Exercise requirements |
Reproduce every entry below precisely; do not include the pictures.
>> start
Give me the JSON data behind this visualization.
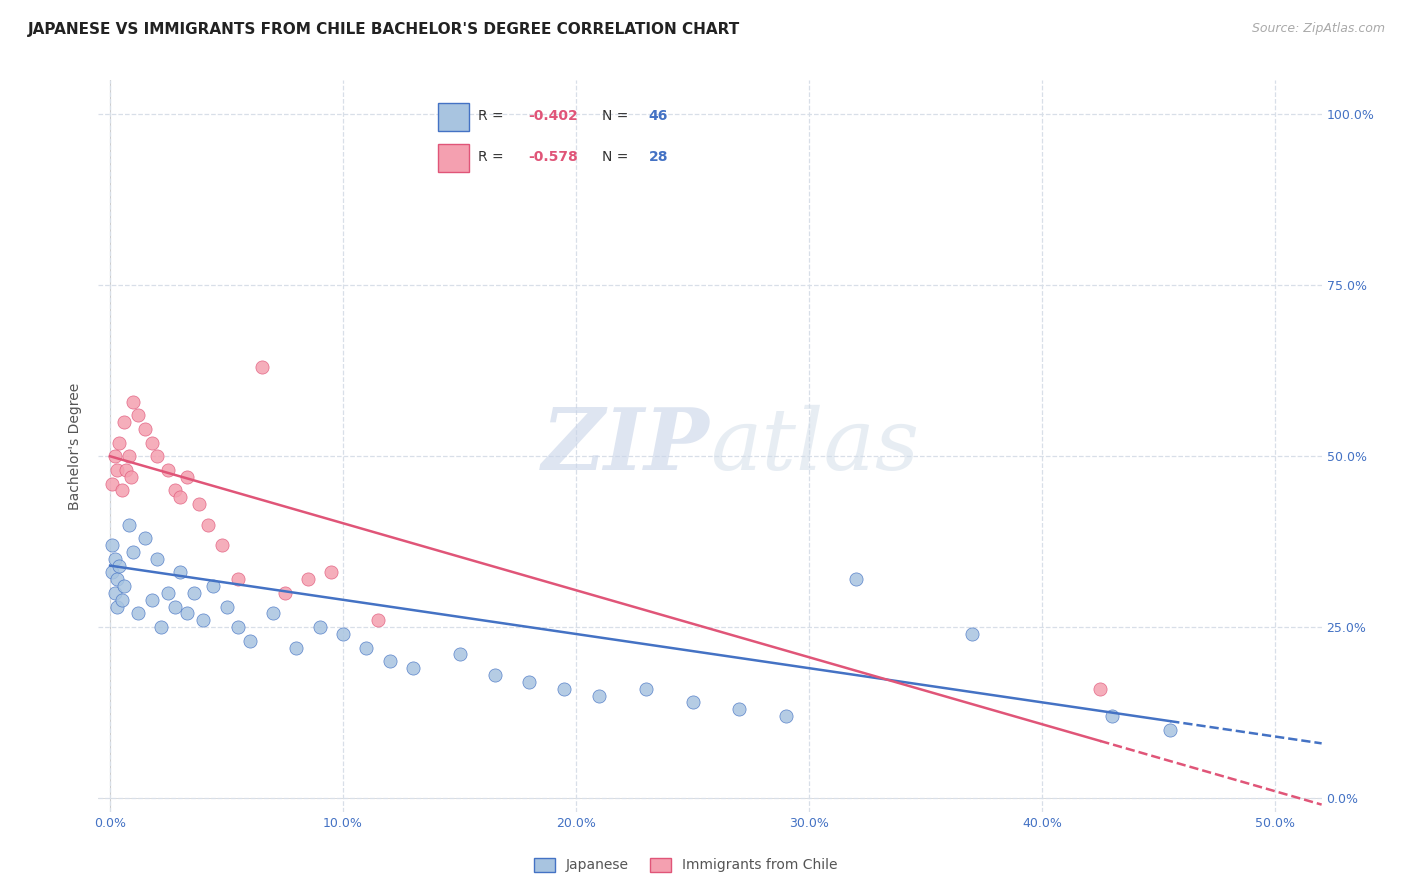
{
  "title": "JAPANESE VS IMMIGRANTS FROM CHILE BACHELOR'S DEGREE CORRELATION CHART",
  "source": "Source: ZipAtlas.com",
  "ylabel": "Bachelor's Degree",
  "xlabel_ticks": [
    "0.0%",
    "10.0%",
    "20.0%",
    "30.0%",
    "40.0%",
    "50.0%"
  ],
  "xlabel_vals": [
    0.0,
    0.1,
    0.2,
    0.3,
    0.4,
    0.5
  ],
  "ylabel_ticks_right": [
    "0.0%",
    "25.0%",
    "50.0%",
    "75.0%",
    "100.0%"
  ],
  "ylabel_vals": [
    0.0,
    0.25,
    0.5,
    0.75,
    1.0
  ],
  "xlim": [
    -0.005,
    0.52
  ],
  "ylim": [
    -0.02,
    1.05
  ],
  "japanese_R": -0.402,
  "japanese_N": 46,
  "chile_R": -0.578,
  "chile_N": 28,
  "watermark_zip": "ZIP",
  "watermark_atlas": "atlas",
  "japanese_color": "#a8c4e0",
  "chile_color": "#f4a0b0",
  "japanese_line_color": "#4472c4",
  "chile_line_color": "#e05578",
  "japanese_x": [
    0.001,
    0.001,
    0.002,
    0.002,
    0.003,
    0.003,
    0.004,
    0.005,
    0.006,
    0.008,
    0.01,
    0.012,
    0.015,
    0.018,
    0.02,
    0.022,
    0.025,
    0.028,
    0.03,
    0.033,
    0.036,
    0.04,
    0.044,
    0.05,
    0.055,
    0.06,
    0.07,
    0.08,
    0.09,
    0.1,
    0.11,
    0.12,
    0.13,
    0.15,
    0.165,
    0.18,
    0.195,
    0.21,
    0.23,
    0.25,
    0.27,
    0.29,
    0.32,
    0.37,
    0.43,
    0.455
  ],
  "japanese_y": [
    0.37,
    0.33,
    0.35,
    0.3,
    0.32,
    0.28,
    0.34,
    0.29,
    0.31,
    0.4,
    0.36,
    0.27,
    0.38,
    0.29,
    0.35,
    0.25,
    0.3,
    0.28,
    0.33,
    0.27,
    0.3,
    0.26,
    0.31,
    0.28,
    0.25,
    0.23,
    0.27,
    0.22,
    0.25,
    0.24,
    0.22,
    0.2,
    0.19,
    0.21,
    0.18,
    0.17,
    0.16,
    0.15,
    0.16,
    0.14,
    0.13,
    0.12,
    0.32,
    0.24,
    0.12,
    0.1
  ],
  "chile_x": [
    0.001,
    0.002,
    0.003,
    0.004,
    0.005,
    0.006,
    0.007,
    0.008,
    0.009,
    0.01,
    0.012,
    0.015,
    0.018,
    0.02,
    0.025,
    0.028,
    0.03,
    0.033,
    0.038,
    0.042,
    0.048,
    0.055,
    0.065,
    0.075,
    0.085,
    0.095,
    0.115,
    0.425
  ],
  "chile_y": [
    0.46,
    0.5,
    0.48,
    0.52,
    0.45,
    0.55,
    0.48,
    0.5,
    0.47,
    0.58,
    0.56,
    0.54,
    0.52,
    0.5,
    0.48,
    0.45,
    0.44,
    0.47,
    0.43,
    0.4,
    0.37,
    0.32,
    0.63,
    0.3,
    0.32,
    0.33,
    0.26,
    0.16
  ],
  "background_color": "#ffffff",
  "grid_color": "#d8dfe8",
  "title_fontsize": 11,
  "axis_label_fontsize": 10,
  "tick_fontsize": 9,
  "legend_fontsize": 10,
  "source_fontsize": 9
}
>> end
Correct response |
Give me the JSON data behind this visualization.
{
  "title": "JAPANESE VS IMMIGRANTS FROM CHILE BACHELOR'S DEGREE CORRELATION CHART",
  "source": "Source: ZipAtlas.com",
  "ylabel": "Bachelor's Degree",
  "xlabel_ticks": [
    "0.0%",
    "10.0%",
    "20.0%",
    "30.0%",
    "40.0%",
    "50.0%"
  ],
  "xlabel_vals": [
    0.0,
    0.1,
    0.2,
    0.3,
    0.4,
    0.5
  ],
  "ylabel_ticks_right": [
    "0.0%",
    "25.0%",
    "50.0%",
    "75.0%",
    "100.0%"
  ],
  "ylabel_vals": [
    0.0,
    0.25,
    0.5,
    0.75,
    1.0
  ],
  "xlim": [
    -0.005,
    0.52
  ],
  "ylim": [
    -0.02,
    1.05
  ],
  "japanese_R": -0.402,
  "japanese_N": 46,
  "chile_R": -0.578,
  "chile_N": 28,
  "watermark_zip": "ZIP",
  "watermark_atlas": "atlas",
  "japanese_color": "#a8c4e0",
  "chile_color": "#f4a0b0",
  "japanese_line_color": "#4472c4",
  "chile_line_color": "#e05578",
  "japanese_x": [
    0.001,
    0.001,
    0.002,
    0.002,
    0.003,
    0.003,
    0.004,
    0.005,
    0.006,
    0.008,
    0.01,
    0.012,
    0.015,
    0.018,
    0.02,
    0.022,
    0.025,
    0.028,
    0.03,
    0.033,
    0.036,
    0.04,
    0.044,
    0.05,
    0.055,
    0.06,
    0.07,
    0.08,
    0.09,
    0.1,
    0.11,
    0.12,
    0.13,
    0.15,
    0.165,
    0.18,
    0.195,
    0.21,
    0.23,
    0.25,
    0.27,
    0.29,
    0.32,
    0.37,
    0.43,
    0.455
  ],
  "japanese_y": [
    0.37,
    0.33,
    0.35,
    0.3,
    0.32,
    0.28,
    0.34,
    0.29,
    0.31,
    0.4,
    0.36,
    0.27,
    0.38,
    0.29,
    0.35,
    0.25,
    0.3,
    0.28,
    0.33,
    0.27,
    0.3,
    0.26,
    0.31,
    0.28,
    0.25,
    0.23,
    0.27,
    0.22,
    0.25,
    0.24,
    0.22,
    0.2,
    0.19,
    0.21,
    0.18,
    0.17,
    0.16,
    0.15,
    0.16,
    0.14,
    0.13,
    0.12,
    0.32,
    0.24,
    0.12,
    0.1
  ],
  "chile_x": [
    0.001,
    0.002,
    0.003,
    0.004,
    0.005,
    0.006,
    0.007,
    0.008,
    0.009,
    0.01,
    0.012,
    0.015,
    0.018,
    0.02,
    0.025,
    0.028,
    0.03,
    0.033,
    0.038,
    0.042,
    0.048,
    0.055,
    0.065,
    0.075,
    0.085,
    0.095,
    0.115,
    0.425
  ],
  "chile_y": [
    0.46,
    0.5,
    0.48,
    0.52,
    0.45,
    0.55,
    0.48,
    0.5,
    0.47,
    0.58,
    0.56,
    0.54,
    0.52,
    0.5,
    0.48,
    0.45,
    0.44,
    0.47,
    0.43,
    0.4,
    0.37,
    0.32,
    0.63,
    0.3,
    0.32,
    0.33,
    0.26,
    0.16
  ],
  "background_color": "#ffffff",
  "grid_color": "#d8dfe8",
  "title_fontsize": 11,
  "axis_label_fontsize": 10,
  "tick_fontsize": 9,
  "legend_fontsize": 10,
  "source_fontsize": 9
}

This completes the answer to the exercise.